▸ **Tareas requeridas**:
A. Cambia "toalla" por "esponja" en el texto sobre el fiscal general y copia la parte que va entre "No sería de" y "puñado de votos.", ambos incluidos.
B. Según el texto sobre el fiscal general, ¿dónde reside Puigdemont?

▸ **Extracto de la fuente**:
=-=-=

No sería de sorprender que García Ortiz arrojara la toalla y se marchara a casa a estudiar lo que más le apasiona: el Medio Ambiente. Estuvo cerca de veinte años dedicado a eso como ministerio público en Galicia dedicado al esclarecimiento de incendios y a la catástrofe del Prestige. En realidad, esa decisión no dependerá de él, sino del propio presidente del Gobierno, enredado cada vez más en la tan traída y conflictiva ley de amnistía. Un avispero del que depende gran parte de su supervivencia política, sujeto a las exigencias de Carles Puigdemont y al respirador artificial que supone el apoyo de sus siete diputados de Junts en el Congreso. Más de un analista define la situación como una muestra de corrupción política: beneficios penales por un puñado de votos.
Pero más allá del poco ejemplar entramado político-judicial al que los ciudadanos asisten desde las elecciones del pasado julio, el fiscal general tiene que lidiar con las «sugerencias» de Sánchez, quien ya afirmó la semana pasada que todos los independentistas serán amnistiados porque no son terroristas. Eso lo ha cuestionado el juez instructor de la Audiencia Nacional, Manuel García-Castellón, quien solicita una prórroga de otros seis meses para esclarecer los indicios que ligarían a Puigdemont con Tsunami Democràtic, el movimiento que provocó graves disturbios en Barcelona y su aeropuerto tras la sentencia condenatoria, en 2019, de los cabecillas del procés, posteriormente indultados por el Gobierno de la nación. Puigdemont no pudo ser detenido ni procesado pues huyó en el maletero de un coche en octubre de 2017 a Bélgica donde reside en el municipio de Waterloo, muy próximo a la capital belga. Es europarlamentario y su aspiración es llegar, limpio de cargas penales, y presentarse a la reelección el próximo junio. Los tiempos judiciales transcurren en su contra. Más aún si la amnistía no llega a buen puerto, algo que sobre el papel parece pese a todo poco previsible.
Ahora García Ortiz ha tenido que salir como buenamente ha podido para justificar un primer informe del fiscal Álvaro Redondo, que compartía la tesis de García-Castellón sobre indicios de terrorismo y que en 72 horas cambió, sospechosamente, de opinión con un segundo dictamen. Los dos informes se filtraron a la prensa. Redondo habla de que el primero era un borrador de más de 60 páginas y el Fiscal General asegura que sólo vio el último. ¿A quién creer? Seguramente a nadie. A mayor abundancia, cuando la Junta de Fiscales, el órgano máximo del cuerpo, acaba de contradecir mayoritariamente el informe de su colega Redondo e insiste en que los indicios de la vinculación de Puigdemont con Tsunami tienen peso suficiente para seguir investigando y a la postre para que éste sea encausado por terrorismo. Y adiós entonces a poder ser amnistiado, pues amnistiar un delito de terrorismo es anticonstitucional y contrario al convenio europeo de derechos humanos. Pero el barullo legal no termina aquí puesto que la decisión de la Junta no es la final. Será García Ortiz quien deba pronunciarse una vez estudiado el informe deliberativo de su número dos, una fiscal muy próxima a él.

=-=-=

▸ **Información mostrada**:

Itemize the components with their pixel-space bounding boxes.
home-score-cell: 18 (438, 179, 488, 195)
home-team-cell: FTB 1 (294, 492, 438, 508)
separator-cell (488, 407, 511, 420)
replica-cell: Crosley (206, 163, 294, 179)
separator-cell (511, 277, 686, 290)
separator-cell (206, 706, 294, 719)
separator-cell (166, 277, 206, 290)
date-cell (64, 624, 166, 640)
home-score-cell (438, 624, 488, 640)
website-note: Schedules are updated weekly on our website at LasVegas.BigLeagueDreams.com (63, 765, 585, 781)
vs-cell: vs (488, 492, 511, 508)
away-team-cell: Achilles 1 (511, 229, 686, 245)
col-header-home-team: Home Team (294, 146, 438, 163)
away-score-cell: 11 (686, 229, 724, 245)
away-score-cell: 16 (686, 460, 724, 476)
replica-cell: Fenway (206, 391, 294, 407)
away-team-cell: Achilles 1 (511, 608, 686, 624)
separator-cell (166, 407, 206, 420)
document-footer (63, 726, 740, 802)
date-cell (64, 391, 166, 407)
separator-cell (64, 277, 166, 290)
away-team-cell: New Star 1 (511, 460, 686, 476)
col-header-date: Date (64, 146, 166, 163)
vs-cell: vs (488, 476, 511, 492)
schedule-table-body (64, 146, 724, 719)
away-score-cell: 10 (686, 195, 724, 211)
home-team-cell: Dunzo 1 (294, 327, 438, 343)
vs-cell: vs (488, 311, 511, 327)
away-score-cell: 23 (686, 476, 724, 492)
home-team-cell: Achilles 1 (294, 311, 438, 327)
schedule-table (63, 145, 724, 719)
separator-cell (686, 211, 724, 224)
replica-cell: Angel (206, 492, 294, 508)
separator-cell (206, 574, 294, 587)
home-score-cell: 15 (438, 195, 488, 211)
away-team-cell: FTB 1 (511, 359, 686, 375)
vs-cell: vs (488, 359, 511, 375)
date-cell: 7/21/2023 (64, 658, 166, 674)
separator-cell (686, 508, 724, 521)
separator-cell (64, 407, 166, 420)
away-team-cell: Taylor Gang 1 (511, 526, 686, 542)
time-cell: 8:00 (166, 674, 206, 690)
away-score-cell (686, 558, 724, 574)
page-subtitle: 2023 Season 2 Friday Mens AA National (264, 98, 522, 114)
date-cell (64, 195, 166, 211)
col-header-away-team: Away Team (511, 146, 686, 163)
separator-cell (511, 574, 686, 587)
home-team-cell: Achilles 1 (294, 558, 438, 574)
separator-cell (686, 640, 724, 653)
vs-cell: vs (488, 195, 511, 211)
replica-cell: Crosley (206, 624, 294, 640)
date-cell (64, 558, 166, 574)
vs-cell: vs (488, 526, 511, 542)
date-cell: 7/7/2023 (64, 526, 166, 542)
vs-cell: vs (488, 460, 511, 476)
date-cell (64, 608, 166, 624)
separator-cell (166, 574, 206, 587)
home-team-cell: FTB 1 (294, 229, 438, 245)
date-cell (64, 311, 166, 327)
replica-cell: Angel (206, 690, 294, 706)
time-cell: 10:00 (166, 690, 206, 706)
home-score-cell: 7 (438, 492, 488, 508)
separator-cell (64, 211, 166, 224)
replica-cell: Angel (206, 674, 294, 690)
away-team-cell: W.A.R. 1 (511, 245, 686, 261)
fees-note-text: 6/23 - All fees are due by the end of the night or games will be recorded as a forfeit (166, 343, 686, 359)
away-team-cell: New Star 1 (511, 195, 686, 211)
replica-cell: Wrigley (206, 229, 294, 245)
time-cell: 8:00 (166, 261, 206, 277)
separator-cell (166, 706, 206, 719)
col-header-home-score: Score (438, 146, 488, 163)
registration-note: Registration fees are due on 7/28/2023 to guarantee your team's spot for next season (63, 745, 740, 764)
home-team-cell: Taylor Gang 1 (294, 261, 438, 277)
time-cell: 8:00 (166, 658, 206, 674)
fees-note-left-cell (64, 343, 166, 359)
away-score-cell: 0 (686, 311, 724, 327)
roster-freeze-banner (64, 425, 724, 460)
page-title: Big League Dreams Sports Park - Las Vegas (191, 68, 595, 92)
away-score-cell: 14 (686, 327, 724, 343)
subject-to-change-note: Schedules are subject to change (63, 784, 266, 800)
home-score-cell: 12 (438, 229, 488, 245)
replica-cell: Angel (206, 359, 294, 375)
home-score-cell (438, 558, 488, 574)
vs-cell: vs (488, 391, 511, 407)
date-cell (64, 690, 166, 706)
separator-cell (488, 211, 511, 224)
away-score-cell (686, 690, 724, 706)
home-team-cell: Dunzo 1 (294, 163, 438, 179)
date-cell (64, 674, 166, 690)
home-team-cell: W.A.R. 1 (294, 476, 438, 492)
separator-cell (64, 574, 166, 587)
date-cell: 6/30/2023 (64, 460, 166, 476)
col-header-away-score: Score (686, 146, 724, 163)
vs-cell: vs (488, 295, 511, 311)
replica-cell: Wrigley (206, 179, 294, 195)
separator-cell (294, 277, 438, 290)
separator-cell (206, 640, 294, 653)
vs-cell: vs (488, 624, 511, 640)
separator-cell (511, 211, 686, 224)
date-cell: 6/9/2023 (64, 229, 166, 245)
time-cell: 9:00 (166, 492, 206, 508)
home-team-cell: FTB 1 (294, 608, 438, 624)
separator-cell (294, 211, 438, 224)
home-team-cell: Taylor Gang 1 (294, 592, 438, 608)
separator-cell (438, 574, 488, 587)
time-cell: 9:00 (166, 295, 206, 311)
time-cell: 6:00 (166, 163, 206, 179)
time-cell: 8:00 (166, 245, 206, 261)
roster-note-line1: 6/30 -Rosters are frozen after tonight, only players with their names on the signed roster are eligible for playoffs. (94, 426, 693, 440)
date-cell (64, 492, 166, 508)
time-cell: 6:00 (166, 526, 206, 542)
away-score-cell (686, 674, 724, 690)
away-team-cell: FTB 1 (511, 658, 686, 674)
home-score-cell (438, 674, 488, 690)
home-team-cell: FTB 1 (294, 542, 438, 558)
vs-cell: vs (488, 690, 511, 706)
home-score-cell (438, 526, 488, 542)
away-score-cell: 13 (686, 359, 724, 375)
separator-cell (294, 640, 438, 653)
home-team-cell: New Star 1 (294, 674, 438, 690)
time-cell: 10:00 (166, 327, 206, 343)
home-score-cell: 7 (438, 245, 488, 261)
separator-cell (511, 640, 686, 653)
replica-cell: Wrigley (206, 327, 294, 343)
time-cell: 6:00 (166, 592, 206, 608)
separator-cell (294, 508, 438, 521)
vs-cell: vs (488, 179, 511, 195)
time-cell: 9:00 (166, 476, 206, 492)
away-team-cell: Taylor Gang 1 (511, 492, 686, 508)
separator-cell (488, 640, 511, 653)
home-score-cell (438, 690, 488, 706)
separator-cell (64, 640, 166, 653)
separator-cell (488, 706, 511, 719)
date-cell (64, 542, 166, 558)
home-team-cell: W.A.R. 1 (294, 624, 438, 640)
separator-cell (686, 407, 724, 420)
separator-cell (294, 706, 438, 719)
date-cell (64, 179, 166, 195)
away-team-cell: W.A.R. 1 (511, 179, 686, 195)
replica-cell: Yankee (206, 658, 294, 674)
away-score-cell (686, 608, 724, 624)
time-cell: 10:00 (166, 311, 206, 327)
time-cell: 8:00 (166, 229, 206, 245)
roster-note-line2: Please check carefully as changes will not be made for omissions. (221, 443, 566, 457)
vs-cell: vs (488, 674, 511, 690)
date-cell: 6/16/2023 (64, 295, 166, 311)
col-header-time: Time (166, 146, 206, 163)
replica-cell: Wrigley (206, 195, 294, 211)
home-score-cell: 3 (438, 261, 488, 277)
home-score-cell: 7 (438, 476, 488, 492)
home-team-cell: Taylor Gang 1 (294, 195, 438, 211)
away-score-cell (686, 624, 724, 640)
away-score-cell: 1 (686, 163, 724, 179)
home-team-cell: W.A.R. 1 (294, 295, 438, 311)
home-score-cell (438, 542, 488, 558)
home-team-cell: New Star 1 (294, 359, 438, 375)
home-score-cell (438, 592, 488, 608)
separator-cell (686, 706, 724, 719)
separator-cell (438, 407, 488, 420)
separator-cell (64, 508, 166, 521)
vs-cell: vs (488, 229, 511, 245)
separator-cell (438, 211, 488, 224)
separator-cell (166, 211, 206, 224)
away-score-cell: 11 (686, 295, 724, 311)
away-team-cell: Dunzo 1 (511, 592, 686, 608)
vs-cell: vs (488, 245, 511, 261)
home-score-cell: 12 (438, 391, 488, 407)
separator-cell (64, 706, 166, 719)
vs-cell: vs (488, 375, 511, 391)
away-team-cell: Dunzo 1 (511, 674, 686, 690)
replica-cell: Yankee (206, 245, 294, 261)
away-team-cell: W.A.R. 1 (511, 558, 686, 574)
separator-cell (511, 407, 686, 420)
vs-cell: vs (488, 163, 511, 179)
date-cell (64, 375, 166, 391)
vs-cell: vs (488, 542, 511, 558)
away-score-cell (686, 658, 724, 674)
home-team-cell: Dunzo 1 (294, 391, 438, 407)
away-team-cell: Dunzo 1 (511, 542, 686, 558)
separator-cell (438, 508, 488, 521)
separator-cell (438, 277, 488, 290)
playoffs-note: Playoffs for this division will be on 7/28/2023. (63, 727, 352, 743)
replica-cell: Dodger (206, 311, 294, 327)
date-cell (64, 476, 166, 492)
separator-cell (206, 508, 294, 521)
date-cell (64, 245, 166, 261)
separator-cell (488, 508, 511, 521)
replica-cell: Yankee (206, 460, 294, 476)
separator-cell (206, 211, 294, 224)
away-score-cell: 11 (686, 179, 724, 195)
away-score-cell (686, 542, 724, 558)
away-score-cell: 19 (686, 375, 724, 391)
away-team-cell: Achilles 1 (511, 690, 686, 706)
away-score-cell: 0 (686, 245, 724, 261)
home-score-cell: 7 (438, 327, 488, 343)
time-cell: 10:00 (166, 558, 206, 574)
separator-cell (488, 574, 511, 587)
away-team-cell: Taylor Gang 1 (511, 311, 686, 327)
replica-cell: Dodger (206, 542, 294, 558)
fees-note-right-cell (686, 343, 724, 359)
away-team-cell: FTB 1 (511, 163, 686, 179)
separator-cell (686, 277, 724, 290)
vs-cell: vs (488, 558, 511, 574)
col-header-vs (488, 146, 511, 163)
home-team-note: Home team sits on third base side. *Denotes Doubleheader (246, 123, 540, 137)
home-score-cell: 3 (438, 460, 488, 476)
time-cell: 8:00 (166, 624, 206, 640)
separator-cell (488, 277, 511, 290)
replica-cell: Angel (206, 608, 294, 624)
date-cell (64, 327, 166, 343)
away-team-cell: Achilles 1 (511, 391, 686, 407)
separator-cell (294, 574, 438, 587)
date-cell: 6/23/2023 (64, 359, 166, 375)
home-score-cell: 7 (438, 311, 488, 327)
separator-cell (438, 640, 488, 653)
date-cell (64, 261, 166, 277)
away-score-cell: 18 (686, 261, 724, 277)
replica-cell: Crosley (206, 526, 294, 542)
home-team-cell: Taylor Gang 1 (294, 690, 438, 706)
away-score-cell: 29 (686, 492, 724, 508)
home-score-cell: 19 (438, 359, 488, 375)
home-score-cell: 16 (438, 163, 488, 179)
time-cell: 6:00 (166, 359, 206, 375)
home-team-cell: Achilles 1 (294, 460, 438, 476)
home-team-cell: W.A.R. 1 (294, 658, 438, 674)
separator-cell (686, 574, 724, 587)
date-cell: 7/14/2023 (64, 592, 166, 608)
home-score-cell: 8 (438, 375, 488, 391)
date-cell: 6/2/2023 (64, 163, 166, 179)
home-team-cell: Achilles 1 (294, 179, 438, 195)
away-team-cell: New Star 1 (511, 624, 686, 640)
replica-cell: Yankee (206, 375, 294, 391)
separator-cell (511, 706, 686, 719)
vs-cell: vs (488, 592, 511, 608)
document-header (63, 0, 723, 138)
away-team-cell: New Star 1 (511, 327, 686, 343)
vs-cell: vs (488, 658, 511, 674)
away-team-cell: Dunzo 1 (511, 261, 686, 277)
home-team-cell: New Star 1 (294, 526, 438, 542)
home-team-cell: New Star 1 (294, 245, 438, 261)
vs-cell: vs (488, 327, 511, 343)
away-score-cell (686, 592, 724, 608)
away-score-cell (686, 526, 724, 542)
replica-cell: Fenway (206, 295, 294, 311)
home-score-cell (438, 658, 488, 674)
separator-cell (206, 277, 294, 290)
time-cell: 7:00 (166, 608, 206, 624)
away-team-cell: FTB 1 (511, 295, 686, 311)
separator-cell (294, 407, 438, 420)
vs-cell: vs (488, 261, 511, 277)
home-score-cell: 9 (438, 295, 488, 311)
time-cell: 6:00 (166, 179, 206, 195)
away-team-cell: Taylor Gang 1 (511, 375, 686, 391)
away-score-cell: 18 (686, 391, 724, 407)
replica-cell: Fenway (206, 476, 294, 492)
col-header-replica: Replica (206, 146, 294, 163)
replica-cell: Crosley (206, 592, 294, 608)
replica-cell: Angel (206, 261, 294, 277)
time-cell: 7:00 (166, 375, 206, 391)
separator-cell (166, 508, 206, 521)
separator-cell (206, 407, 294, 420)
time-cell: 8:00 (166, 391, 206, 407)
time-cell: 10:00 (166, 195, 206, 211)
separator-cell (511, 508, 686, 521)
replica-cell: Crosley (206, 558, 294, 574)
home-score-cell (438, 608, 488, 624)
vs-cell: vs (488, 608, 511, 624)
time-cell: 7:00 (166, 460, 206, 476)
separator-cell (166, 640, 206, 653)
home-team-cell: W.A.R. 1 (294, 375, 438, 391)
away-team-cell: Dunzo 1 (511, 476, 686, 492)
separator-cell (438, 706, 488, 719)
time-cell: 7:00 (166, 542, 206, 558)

=-=-=

▸ **Soluciones por tarea**:
A.
No sería de sorprender que García Ortiz arrojara la esponja y se marchara a casa a estudiar lo que más le apasiona: el Medio Ambiente. Estuvo cerca de veinte años dedicado a eso como ministerio público en Galicia dedicado al esclarecimiento de incendios y a la catástrofe del Prestige. En realidad, esa decisión no dependerá de él, sino del propio presidente del Gobierno, enredado cada vez más en la tan traída y conflictiva ley de amnistía. Un avispero del que depende gran parte de su supervivencia política, sujeto a las exigencias de Carles Puigdemont y al respirador artificial que supone el apoyo de sus siete diputados de Junts en el Congreso. Más de un analista define la situación como una muestra de corrupción política: beneficios penales por un puñado de votos.

B. En el municipio de Waterloo, en Bélgica, muy próximo a la capital belga.